──────── DATASET EXTRACT ────────
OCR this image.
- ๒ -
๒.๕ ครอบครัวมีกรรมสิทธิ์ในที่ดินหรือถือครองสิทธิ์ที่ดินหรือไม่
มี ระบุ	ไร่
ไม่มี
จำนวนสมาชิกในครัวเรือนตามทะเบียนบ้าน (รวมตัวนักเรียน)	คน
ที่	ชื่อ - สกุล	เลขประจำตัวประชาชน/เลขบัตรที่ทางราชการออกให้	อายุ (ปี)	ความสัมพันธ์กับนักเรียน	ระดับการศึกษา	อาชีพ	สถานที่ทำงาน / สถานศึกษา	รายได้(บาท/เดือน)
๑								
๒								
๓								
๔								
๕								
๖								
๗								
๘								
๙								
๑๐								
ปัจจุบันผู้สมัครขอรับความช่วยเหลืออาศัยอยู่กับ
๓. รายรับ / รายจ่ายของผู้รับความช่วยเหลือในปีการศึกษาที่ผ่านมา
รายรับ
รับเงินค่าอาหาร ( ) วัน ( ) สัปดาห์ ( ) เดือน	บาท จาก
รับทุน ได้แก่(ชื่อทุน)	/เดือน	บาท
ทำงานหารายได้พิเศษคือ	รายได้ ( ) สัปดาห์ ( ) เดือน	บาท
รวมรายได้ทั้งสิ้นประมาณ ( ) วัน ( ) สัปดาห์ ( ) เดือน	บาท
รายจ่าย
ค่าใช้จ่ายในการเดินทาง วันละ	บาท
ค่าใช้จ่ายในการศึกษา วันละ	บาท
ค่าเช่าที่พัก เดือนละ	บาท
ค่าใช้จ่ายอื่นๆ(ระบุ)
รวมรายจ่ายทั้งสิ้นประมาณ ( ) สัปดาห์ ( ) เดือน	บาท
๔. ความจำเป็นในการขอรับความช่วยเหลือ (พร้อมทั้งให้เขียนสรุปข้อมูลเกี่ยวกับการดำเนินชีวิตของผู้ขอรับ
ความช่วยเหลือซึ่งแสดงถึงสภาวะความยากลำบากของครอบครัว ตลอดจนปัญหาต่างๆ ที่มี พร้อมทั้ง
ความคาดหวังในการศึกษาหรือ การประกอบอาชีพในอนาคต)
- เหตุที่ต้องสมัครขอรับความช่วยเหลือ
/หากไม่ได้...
────────
Filter the records above for "นประมาณ" and copy every matching line.

### FINAL RESULT
รวมรายได้ทั้งสิ้นประมาณ ( ) วัน ( ) สัปดาห์ ( ) เดือน	บาท
รวมรายจ่ายทั้งสิ้นประมาณ ( ) สัปดาห์ ( ) เดือน	บาท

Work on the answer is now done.